• **Extracted material**:

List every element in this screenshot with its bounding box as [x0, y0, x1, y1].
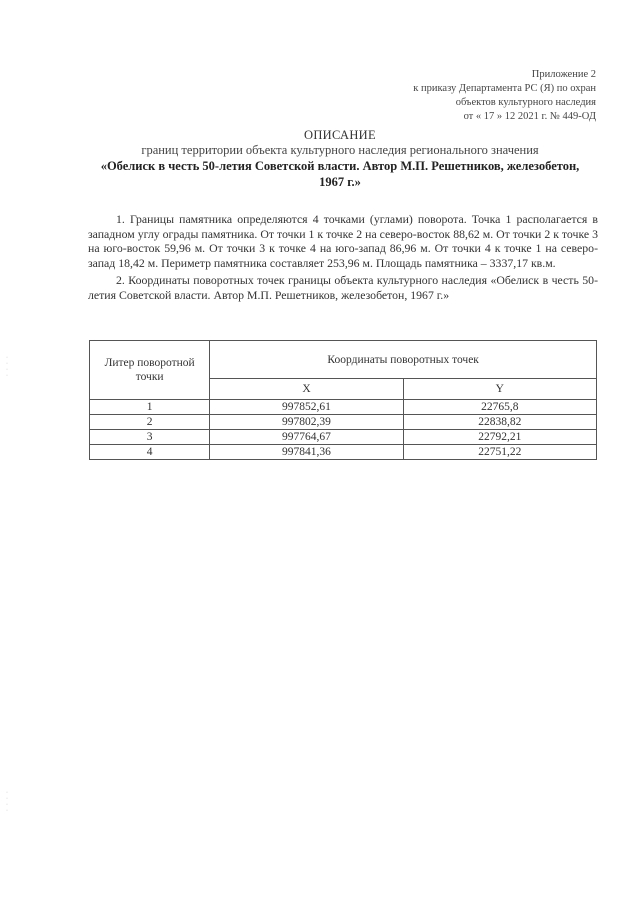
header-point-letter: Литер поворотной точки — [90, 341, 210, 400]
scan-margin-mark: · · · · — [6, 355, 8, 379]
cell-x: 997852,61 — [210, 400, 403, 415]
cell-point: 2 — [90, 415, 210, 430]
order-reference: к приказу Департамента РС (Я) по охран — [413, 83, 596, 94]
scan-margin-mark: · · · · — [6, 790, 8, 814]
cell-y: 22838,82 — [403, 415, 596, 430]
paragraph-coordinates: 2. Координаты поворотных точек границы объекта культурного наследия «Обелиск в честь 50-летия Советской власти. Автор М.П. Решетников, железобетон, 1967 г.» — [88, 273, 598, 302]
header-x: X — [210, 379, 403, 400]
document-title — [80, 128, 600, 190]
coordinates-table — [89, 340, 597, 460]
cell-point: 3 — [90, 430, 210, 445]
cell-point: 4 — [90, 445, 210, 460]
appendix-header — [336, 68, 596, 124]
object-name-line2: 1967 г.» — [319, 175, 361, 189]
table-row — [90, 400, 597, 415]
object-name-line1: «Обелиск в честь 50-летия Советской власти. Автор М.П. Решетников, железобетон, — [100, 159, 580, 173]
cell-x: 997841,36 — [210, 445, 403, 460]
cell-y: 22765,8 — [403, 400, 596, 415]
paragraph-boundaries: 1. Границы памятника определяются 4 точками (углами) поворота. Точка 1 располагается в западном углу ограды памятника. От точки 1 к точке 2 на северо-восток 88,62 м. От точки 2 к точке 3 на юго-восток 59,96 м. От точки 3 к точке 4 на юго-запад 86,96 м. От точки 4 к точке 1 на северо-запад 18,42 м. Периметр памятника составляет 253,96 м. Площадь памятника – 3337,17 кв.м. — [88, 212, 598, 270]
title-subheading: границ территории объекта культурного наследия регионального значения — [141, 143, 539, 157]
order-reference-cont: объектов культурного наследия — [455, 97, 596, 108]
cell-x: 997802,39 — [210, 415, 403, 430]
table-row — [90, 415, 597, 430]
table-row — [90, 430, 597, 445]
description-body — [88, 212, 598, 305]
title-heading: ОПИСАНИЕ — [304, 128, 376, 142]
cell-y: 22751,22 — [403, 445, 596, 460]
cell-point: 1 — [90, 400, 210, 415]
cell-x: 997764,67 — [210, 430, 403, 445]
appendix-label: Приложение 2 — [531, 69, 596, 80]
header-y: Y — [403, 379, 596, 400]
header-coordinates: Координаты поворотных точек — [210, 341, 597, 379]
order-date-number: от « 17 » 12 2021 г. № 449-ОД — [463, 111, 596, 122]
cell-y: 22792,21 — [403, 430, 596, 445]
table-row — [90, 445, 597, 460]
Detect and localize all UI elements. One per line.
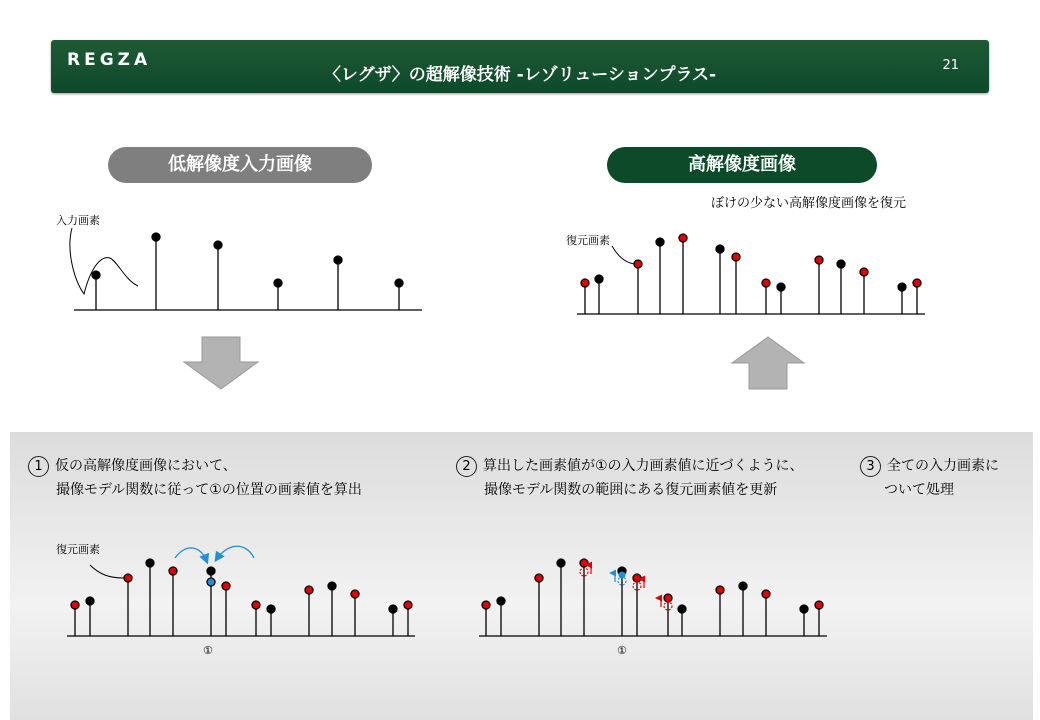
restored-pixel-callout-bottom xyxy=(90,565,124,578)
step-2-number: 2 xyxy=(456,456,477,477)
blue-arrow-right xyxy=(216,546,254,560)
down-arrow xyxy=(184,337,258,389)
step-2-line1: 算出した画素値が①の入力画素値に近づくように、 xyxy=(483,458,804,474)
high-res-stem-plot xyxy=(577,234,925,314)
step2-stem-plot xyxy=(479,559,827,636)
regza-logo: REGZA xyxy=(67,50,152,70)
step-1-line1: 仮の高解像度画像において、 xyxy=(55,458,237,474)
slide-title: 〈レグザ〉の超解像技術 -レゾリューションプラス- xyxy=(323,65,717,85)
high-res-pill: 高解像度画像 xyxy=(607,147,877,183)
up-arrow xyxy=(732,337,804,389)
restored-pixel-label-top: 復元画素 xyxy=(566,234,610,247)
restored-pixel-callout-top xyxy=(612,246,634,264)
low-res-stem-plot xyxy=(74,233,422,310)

• **Given task**: Reproduce every line of the entries above verbatim, omitting only the picture lines.

• **Answer to the exercise**:
List every element in this screenshot with its bounding box as [x0, y0, x1, y1].
header-point-letter: Литер поворотной точки — [90, 341, 210, 400]
scan-margin-mark: · · · · — [6, 355, 8, 379]
cell-x: 997852,61 — [210, 400, 403, 415]
cell-point: 2 — [90, 415, 210, 430]
order-reference: к приказу Департамента РС (Я) по охран — [413, 83, 596, 94]
scan-margin-mark: · · · · — [6, 790, 8, 814]
cell-y: 22838,82 — [403, 415, 596, 430]
paragraph-coordinates: 2. Координаты поворотных точек границы объекта культурного наследия «Обелиск в честь 50-летия Советской власти. Автор М.П. Решетников, железобетон, 1967 г.» — [88, 273, 598, 302]
header-x: X — [210, 379, 403, 400]
document-title — [80, 128, 600, 190]
coordinates-table — [89, 340, 597, 460]
cell-point: 3 — [90, 430, 210, 445]
cell-point: 4 — [90, 445, 210, 460]
appendix-header — [336, 68, 596, 124]
object-name-line2: 1967 г.» — [319, 175, 361, 189]
table-row — [90, 400, 597, 415]
object-name-line1: «Обелиск в честь 50-летия Советской власти. Автор М.П. Решетников, железобетон, — [100, 159, 580, 173]
cell-x: 997841,36 — [210, 445, 403, 460]
cell-y: 22765,8 — [403, 400, 596, 415]
paragraph-boundaries: 1. Границы памятника определяются 4 точками (углами) поворота. Точка 1 располагается в западном углу ограды памятника. От точки 1 к точке 2 на северо-восток 88,62 м. От точки 2 к точке 3 на юго-восток 59,96 м. От точки 3 к точке 4 на юго-запад 86,96 м. От точки 4 к точке 1 на северо-запад 18,42 м. Периметр памятника составляет 253,96 м. Площадь памятника – 3337,17 кв.м. — [88, 212, 598, 270]
title-subheading: границ территории объекта культурного наследия регионального значения — [141, 143, 539, 157]
order-reference-cont: объектов культурного наследия — [455, 97, 596, 108]
cell-x: 997802,39 — [210, 415, 403, 430]
table-row — [90, 415, 597, 430]
table-row — [90, 430, 597, 445]
description-body — [88, 212, 598, 305]
title-heading: ОПИСАНИЕ — [304, 128, 376, 142]
cell-y: 22751,22 — [403, 445, 596, 460]
cell-point: 1 — [90, 400, 210, 415]
cell-x: 997764,67 — [210, 430, 403, 445]
appendix-label: Приложение 2 — [531, 69, 596, 80]
header-y: Y — [403, 379, 596, 400]
header-coordinates: Координаты поворотных точек — [210, 341, 597, 379]
order-date-number: от « 17 » 12 2021 г. № 449-ОД — [463, 111, 596, 122]
cell-y: 22792,21 — [403, 430, 596, 445]
table-row — [90, 445, 597, 460]
Detect and localize all UI elements. One per line.
restored-pixel-callout-bottom xyxy=(90,565,124,578)
step-2-number: 2 xyxy=(456,456,477,477)
blue-arrow-right xyxy=(216,546,254,560)
down-arrow xyxy=(184,337,258,389)
step-2-line1: 算出した画素値が①の入力画素値に近づくように、 xyxy=(483,458,804,474)
high-res-stem-plot xyxy=(577,234,925,314)
step2-stem-plot xyxy=(479,559,827,636)
regza-logo: REGZA xyxy=(67,50,152,70)
step-1-line1: 仮の高解像度画像において、 xyxy=(55,458,237,474)
slide-title: 〈レグザ〉の超解像技術 -レゾリューションプラス- xyxy=(323,65,717,85)
high-res-pill: 高解像度画像 xyxy=(607,147,877,183)
up-arrow xyxy=(732,337,804,389)
restored-pixel-label-top: 復元画素 xyxy=(566,234,610,247)
restored-pixel-callout-top xyxy=(612,246,634,264)
low-res-stem-plot xyxy=(74,233,422,310)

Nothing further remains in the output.